### Provided data
## Begin

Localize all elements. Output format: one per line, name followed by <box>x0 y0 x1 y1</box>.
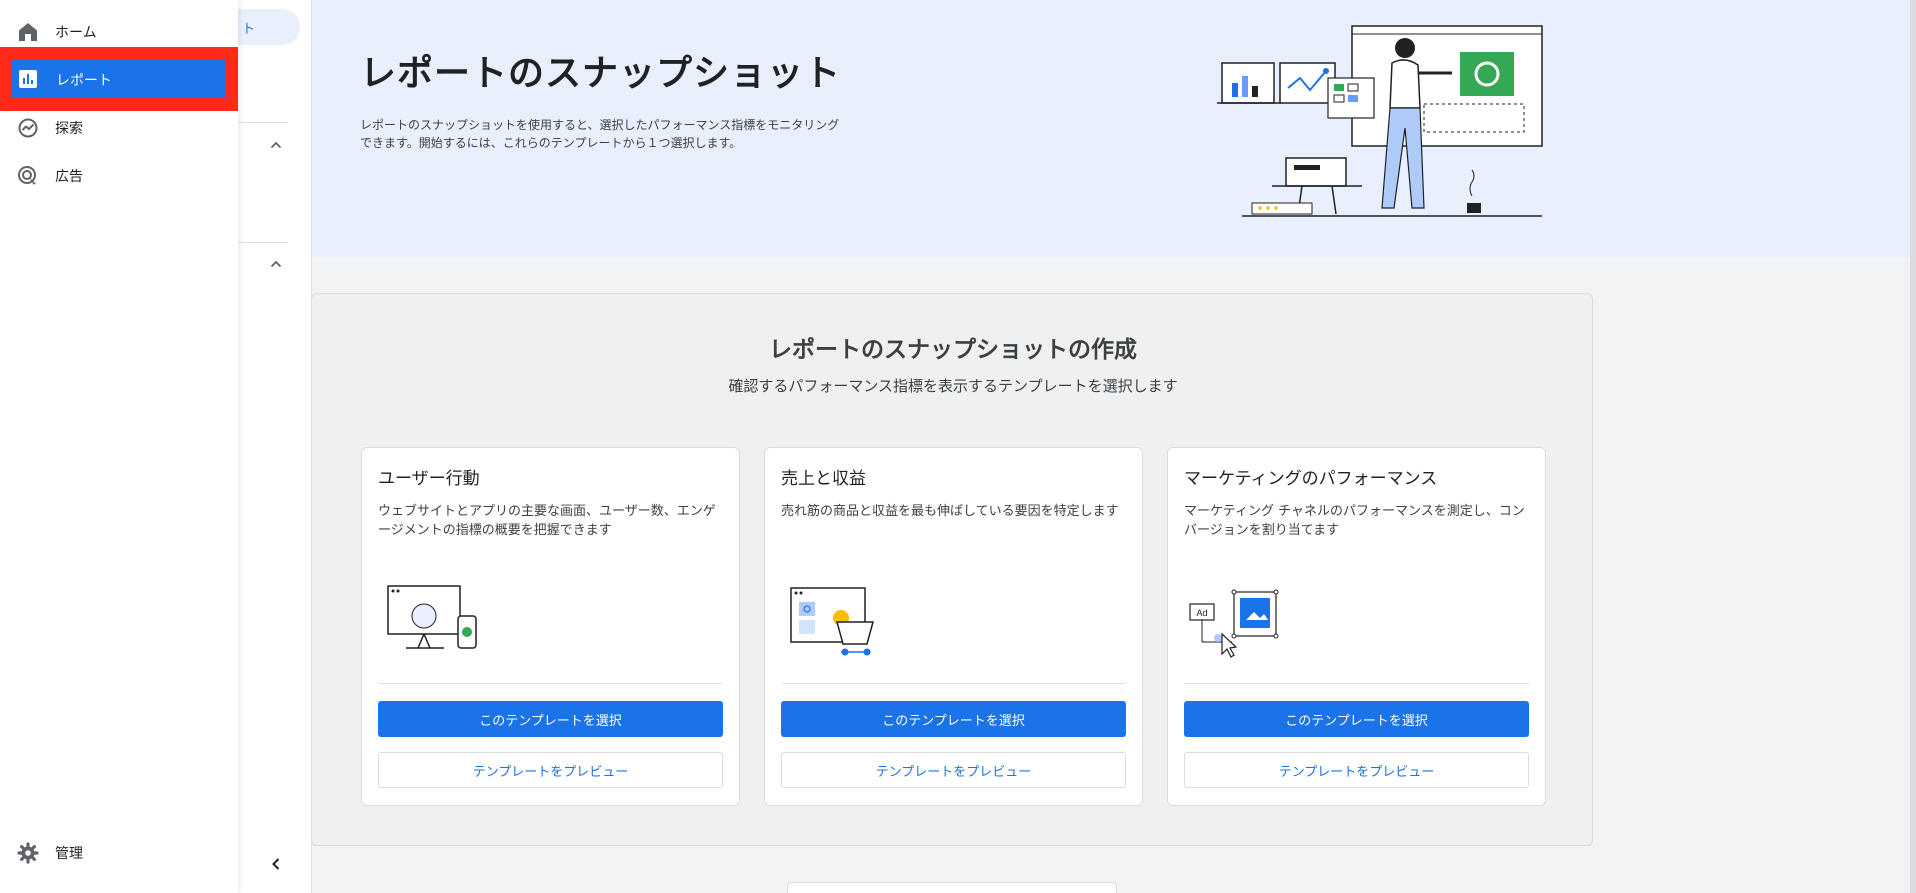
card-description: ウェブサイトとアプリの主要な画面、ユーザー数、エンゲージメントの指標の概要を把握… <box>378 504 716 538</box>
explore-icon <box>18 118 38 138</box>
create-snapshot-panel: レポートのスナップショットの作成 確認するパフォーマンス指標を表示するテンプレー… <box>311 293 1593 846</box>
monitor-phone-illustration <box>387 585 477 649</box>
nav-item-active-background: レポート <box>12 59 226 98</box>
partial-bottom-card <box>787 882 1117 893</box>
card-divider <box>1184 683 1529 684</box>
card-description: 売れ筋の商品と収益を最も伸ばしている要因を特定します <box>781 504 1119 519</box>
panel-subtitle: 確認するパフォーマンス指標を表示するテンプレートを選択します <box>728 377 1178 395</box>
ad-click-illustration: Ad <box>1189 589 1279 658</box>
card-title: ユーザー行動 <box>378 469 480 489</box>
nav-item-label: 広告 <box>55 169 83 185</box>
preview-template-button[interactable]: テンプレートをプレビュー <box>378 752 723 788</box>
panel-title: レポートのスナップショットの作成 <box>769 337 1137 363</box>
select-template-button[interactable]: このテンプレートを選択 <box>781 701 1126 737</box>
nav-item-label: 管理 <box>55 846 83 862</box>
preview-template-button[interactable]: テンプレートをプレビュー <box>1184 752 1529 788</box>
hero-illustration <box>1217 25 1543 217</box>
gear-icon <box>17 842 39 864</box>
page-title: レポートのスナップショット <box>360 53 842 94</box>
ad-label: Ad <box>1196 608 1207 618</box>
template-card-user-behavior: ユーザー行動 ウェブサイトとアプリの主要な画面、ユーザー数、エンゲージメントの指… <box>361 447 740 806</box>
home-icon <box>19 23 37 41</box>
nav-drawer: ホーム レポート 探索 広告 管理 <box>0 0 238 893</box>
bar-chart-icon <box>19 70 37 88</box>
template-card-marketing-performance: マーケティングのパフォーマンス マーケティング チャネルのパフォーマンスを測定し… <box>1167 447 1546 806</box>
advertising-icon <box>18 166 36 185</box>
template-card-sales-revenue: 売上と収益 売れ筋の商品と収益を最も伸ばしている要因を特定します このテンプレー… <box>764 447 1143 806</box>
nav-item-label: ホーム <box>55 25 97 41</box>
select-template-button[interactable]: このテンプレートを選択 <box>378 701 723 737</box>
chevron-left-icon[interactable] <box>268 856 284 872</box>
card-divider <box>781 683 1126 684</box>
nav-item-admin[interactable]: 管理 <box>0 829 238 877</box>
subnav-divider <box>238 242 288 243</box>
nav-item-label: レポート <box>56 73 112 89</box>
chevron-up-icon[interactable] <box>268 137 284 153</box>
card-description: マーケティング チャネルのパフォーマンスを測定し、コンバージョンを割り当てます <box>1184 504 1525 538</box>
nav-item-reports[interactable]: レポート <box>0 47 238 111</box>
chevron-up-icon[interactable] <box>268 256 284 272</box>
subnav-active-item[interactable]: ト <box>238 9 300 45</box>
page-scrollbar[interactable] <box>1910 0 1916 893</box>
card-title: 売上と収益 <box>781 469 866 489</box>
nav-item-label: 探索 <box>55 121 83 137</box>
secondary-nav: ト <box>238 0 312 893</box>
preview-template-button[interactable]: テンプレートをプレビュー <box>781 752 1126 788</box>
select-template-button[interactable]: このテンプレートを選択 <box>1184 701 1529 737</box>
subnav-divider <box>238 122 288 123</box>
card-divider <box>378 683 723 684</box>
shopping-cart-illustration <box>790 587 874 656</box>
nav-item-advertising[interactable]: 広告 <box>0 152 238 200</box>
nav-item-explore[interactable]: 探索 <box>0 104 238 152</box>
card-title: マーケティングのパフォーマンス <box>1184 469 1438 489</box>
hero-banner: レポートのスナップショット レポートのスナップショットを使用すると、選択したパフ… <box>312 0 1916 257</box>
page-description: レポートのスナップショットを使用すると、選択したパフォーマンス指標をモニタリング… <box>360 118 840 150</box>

## End
## Begin

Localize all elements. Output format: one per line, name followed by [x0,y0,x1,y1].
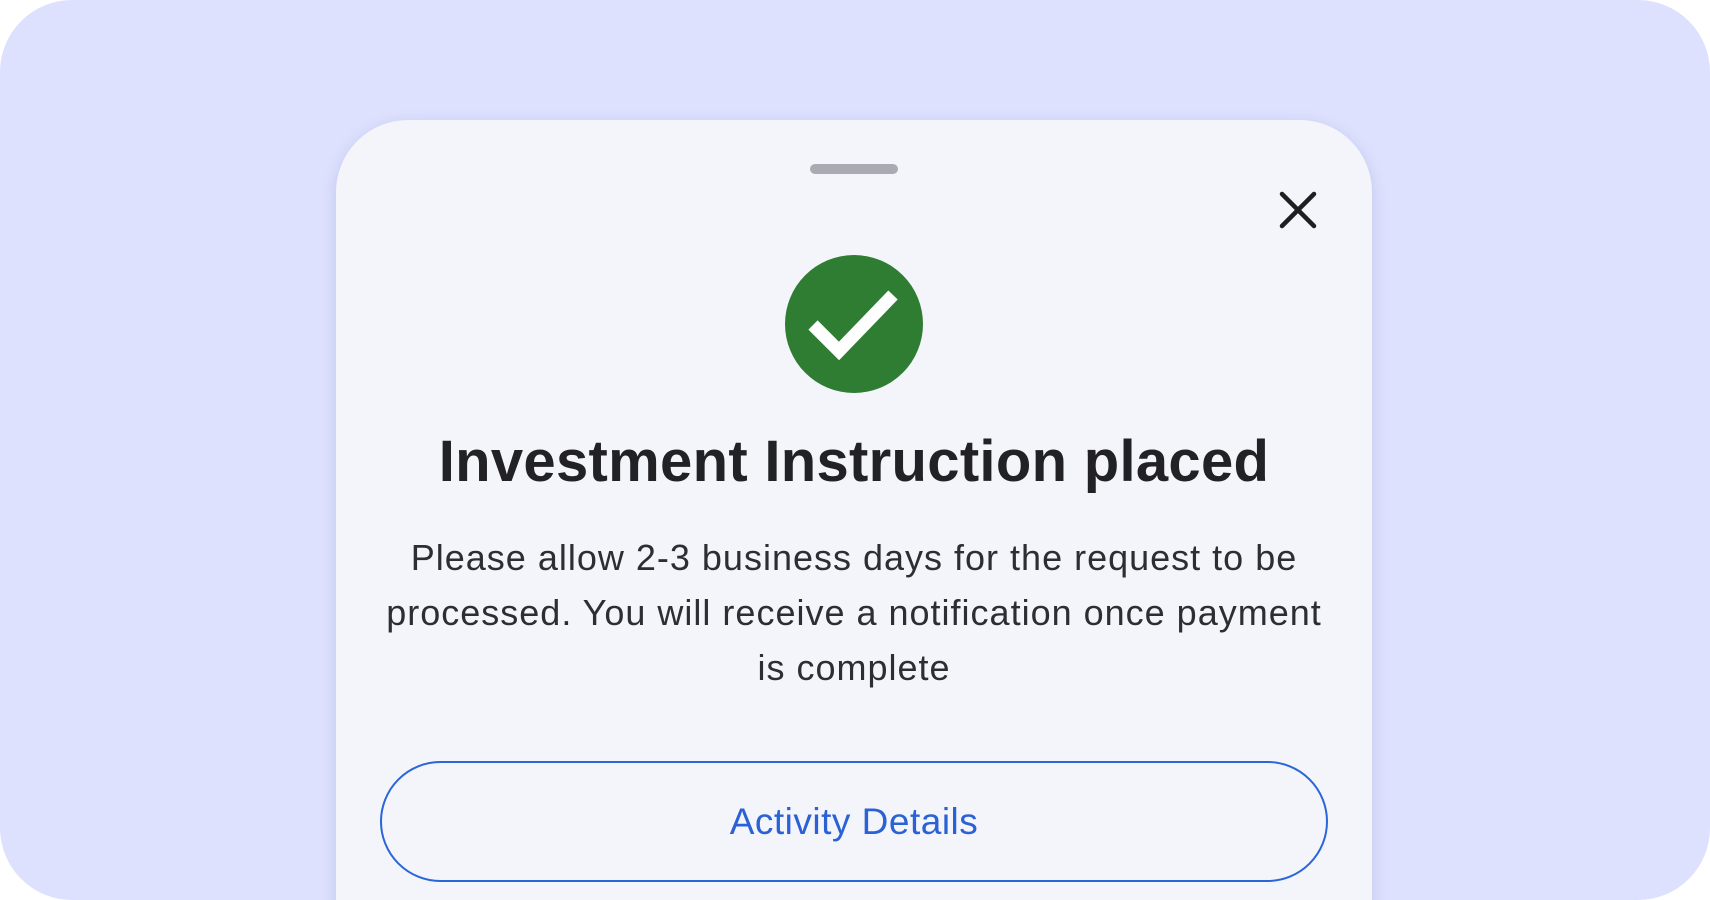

## End
## Begin

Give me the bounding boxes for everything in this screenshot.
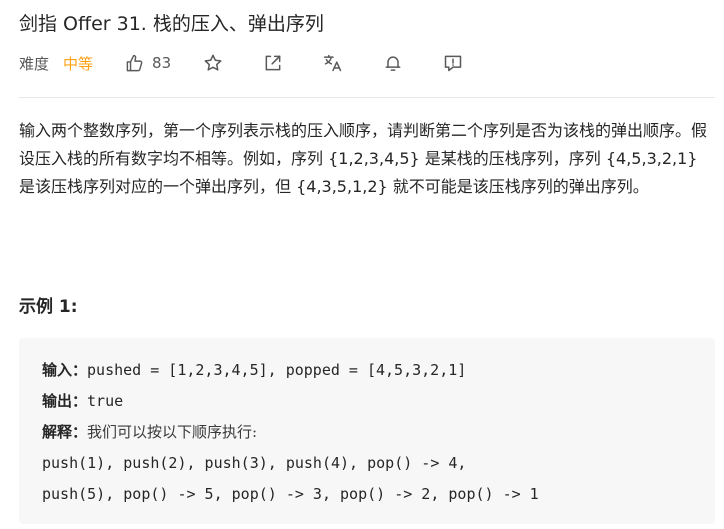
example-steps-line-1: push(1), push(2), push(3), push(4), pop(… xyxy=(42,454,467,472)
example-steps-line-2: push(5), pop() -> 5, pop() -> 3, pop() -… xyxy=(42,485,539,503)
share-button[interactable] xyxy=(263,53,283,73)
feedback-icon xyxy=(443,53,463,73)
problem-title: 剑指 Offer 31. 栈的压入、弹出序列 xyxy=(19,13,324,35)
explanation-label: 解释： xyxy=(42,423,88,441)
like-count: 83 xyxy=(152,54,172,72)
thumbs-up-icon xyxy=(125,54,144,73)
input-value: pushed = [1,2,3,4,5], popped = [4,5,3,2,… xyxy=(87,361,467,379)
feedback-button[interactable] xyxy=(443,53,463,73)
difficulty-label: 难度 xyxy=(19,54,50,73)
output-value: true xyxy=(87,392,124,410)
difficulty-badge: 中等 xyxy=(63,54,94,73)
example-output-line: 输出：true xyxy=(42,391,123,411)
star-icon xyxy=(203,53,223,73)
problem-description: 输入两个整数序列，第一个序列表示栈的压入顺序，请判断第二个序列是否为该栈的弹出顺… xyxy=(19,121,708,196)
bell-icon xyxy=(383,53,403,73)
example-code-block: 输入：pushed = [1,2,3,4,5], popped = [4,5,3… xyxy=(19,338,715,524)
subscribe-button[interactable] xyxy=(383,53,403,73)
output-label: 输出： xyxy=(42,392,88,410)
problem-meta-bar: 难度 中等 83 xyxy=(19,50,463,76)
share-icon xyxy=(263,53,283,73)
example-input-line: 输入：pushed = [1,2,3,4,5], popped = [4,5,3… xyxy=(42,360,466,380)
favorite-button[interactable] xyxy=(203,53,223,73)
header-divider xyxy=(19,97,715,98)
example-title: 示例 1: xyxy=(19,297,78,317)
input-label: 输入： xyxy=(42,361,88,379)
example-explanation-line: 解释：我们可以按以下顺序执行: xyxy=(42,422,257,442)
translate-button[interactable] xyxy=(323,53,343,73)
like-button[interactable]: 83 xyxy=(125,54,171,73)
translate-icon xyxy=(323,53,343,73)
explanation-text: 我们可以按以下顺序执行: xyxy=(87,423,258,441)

## End

### Set problem
Edit the records from the line that has "Give me the" through the line that has "output-value: true xyxy=(87,392,124,410)". Reproduce only those lines with "thumbs-up-icon" changed to "like-icon" and nothing else altered, and omit the pictures.

### Exercise output
Give me the bounding boxes for everything in this screenshot.
example-steps-line-1: push(1), push(2), push(3), push(4), pop(… xyxy=(42,454,467,472)
example-steps-line-2: push(5), pop() -> 5, pop() -> 3, pop() -… xyxy=(42,485,539,503)
share-button[interactable] xyxy=(263,53,283,73)
feedback-icon xyxy=(443,53,463,73)
problem-title: 剑指 Offer 31. 栈的压入、弹出序列 xyxy=(19,13,324,35)
explanation-label: 解释： xyxy=(42,423,88,441)
like-count: 83 xyxy=(152,54,172,72)
like-icon xyxy=(125,54,144,73)
input-value: pushed = [1,2,3,4,5], popped = [4,5,3,2,… xyxy=(87,361,467,379)
feedback-button[interactable] xyxy=(443,53,463,73)
difficulty-label: 难度 xyxy=(19,54,50,73)
output-value: true xyxy=(87,392,124,410)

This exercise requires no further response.